(PAGE TEXT Opens)
      • Two were in Haywood, including U.S. 276, three were in Transylvania County with both lanes shut on N.C. 215 north of Rosman. Multiple landslides in the Nantahala Gorge closed U.S. 19 near Bryson City.
    • Asheville’s storm sewage system was overwhelmed, causing about 845 gallons of wastewater to spill.
    • Farms across several counties in Western North Carolina were severely damaged from flooding from Tropical Storm Fred.
  • Tropical Storm Henri was downgraded to a slow-moving post-tropical cyclone on Monday evening
  • Henri dumped almost two months’ worth of rain on New York City within a day and a half.
    • Henri produced New York’s rainiest Aug. 21 on record (4.45 inches), which was followed by the rainiest Aug. 22 on record (2.67 inches).
    • Over the weekend, the city saw more than 42 billion gallons of water from 8 inches of rain. New York City’s storm-sewer system was built to handle only 3.8 billion gallons of water a day.
  • Henri caused multiple trees to fall down across Massachusetts, damaging homes, cars and roads.
  • Henri spawned several tornadoes across Massachusetts a day after making landfall. Three EF0 twisters occurred in eastern Massachusetts between Worcester and Boston, with peak winds at around 65 mph.
  • Parts of New Jersey saw up to 9 inches of rain, triggering major flooding in several areas.
    • In Middlesex County, numerous roads were closed and vehicles submerged. Homes were flooded with 3 feet of water in Cranbury, some residences and businesses were flooded in Milltown, and evacuations were enforced in Helmetta.
    • Henry flooded Rossmor, a retirement community in central New Jersey, turning streets into rivers.
  • Extreme rainfall from Henri caused flooding across eastern Pennsylvania. Homes were flooded in Smithfield Township, vehicles were submerged in Scranton, and flooding shut down a stretch of Interstate 80 between Bartonsville and Tannersville.
  • Through Tuesday, rainfall of 1-2 inches and localized 2-4 inch totals are possible in southern New England.
  • Henri’s slow westward then eastward loop across southern New England over a period of more than 24 hours, while still classified as a tropical cyclone, is considered extremely unusual.
  • On Monday, the National Hurricane Center highlighted three areas for potential development in the Atlantic.
    • A disturbance in the eastern Atlantic south of the Cape Verde Islands, classified as Invest 98L, may be the first of the three to develop. 98L has a 10% chance of developing into at least a tropical depression by Wednesday and a 40% chance by Saturday.
(PAGE TEXT Closes)
(DATASET CONTENT Opens)
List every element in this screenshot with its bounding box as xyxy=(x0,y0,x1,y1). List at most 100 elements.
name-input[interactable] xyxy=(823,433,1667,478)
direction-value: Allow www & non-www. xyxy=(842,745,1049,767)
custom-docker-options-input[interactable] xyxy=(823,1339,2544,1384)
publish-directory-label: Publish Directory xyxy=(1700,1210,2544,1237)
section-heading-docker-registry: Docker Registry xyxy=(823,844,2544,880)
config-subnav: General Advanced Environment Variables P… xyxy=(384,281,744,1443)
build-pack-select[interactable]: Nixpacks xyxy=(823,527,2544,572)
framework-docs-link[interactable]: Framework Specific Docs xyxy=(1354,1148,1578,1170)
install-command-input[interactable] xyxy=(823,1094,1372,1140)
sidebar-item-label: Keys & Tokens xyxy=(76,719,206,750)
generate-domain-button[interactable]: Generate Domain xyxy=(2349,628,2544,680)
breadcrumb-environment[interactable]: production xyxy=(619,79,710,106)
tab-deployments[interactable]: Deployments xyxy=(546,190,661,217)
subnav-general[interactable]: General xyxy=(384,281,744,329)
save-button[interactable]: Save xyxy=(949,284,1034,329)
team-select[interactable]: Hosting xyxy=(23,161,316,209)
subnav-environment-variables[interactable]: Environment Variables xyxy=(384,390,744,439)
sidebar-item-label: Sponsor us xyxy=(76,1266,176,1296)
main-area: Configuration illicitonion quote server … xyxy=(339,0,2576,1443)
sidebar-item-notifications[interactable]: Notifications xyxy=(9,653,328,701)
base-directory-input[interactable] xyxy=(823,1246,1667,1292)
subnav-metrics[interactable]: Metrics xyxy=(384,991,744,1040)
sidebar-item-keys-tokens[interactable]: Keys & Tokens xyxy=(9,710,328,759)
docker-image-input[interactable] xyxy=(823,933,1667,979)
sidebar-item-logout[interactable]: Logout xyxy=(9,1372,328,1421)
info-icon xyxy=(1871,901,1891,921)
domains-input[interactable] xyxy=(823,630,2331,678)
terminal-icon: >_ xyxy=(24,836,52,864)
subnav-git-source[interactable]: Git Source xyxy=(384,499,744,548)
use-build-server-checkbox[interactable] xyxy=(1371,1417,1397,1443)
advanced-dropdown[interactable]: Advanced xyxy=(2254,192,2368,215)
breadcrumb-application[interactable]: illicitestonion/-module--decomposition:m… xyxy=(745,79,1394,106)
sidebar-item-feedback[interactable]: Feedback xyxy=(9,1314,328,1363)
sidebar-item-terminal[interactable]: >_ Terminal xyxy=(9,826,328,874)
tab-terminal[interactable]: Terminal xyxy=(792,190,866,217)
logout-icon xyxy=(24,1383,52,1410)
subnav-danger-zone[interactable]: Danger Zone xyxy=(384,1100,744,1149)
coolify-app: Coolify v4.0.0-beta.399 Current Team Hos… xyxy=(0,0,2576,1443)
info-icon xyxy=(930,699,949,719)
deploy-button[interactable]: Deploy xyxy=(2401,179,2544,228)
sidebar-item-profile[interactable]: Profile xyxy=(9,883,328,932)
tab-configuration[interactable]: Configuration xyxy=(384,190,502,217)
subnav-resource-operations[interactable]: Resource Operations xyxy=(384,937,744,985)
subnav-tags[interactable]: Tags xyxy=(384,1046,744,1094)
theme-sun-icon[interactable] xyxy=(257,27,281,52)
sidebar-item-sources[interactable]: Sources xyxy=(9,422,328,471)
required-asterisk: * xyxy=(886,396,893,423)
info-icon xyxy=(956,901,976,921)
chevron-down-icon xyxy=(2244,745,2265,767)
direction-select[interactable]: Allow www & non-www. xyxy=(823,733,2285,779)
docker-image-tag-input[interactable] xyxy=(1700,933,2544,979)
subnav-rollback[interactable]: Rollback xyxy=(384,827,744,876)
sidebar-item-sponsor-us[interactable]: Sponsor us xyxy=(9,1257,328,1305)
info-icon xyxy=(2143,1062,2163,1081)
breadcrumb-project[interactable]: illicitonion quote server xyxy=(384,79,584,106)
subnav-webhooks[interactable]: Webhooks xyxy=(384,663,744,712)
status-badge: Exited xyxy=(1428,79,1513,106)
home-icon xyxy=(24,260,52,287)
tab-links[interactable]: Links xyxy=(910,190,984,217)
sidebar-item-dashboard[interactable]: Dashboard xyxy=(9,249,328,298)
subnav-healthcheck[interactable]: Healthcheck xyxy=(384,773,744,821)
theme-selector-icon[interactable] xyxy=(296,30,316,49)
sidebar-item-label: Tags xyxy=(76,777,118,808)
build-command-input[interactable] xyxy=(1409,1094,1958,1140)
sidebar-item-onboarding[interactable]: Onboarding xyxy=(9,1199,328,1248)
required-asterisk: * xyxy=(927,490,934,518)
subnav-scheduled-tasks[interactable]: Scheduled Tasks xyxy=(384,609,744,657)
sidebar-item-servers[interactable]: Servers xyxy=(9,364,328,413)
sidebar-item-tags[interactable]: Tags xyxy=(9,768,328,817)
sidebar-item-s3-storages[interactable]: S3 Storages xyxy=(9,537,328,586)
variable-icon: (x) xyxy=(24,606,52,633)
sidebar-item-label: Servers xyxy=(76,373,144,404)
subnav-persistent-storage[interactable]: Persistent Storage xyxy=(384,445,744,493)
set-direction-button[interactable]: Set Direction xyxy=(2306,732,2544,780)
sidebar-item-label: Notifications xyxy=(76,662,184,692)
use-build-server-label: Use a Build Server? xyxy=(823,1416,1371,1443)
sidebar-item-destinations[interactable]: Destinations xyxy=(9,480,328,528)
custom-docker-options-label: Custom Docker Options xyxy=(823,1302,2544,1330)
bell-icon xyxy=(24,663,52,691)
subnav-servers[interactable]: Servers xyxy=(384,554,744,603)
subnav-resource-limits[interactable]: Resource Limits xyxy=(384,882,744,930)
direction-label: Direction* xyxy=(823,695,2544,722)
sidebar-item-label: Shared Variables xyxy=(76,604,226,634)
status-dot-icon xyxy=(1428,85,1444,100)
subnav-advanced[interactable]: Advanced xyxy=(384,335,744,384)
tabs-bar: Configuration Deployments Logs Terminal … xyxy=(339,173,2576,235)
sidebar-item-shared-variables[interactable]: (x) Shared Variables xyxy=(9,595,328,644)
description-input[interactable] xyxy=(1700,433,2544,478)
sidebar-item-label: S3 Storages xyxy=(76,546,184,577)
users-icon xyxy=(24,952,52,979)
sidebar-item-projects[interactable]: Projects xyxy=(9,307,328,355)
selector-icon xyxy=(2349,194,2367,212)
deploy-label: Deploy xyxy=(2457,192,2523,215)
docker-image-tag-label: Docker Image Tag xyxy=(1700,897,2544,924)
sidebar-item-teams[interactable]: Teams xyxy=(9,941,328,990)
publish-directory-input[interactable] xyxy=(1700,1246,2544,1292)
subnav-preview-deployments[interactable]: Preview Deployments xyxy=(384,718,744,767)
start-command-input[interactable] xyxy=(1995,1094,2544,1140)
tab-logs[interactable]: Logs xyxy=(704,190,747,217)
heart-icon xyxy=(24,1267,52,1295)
(DATASET CONTENT Closes)
● **EXERCISE SET**:
1) For each statement, state whether the storm summary supports it, answering yes or no and quoting the deciding words: (a) Henri gave New York its rainiest Aug. 21 on record. (b) The EF0 tornadoes in eastern Massachusetts had peak winds of around 85 mph. (c) Invest 98L has a 40% chance of becoming at least a tropical depression by Wednesday.
2) Resume the storm summary, starting after its final sentence.
The records are separate material, unrelated to the storm summary.

● **SET OF ANSWERS**:
1)
(a) Yes: "Henri produced New York’s rainiest Aug. 21 on record (4.45 inches)"
(b) No: "with peak winds at around 65 mph"
(c) No: "98L has a 10% chance of developing into at least a tropical depression by Wednesday"

2)
    • A disturbance located a few hundred miles west of the Cape Verde Islands in the central Atlantic, classified as 97L, has a 10% chance of developing into at least a tropical depression by Wednesday and a 40% chance by Saturday.
    • A third disturbance over the southeast Caribbean has near-zero chance of development through Thursday but a 40% chance between Thursday and Saturday.
  • Tropical Storm Linda was downgraded to a remnant low by the Central Pacific Hurricane Center.
    • Linda could bring as much wind and rain to parts of Hawaii as Henri brought to New York and southern New England.
  • In Tennessee, rescue efforts continued to locate missing people following deadly flash flooding in the central part of the state on Saturday.
    • Homes and cars were destroyed by flash floods, with some having moved blocks away from their original locations, and fires from blown electrical and gas lines still burned Monday evening.
    • President Biden approved a federal disaster declaration for Tennessee following flash flooding.

Climate Studies

    • An August 2021 study found that climate change worsened extreme rainfall and catastrophic flooding across Europe last month, increasing rainfall intensity between 3% and 19%.
    • An August 2021 study found that low-income Black, indigenous and Nevadans of color are more likely to work near harmful pollution, lack access to clean energy, live in urban heat islands, pay more for energy bills and transportation costs, and get left out of clean energy solutions that could lower bills and improve health.
    • An August 2021 study found that leaky sewer pipes are responsible for large amounts of human medicines contaminating rivers, lakes, and other bodies of water.
    • An August 2021 study found that drought and climate change are shifting tree diseases in the Sierra Nevada.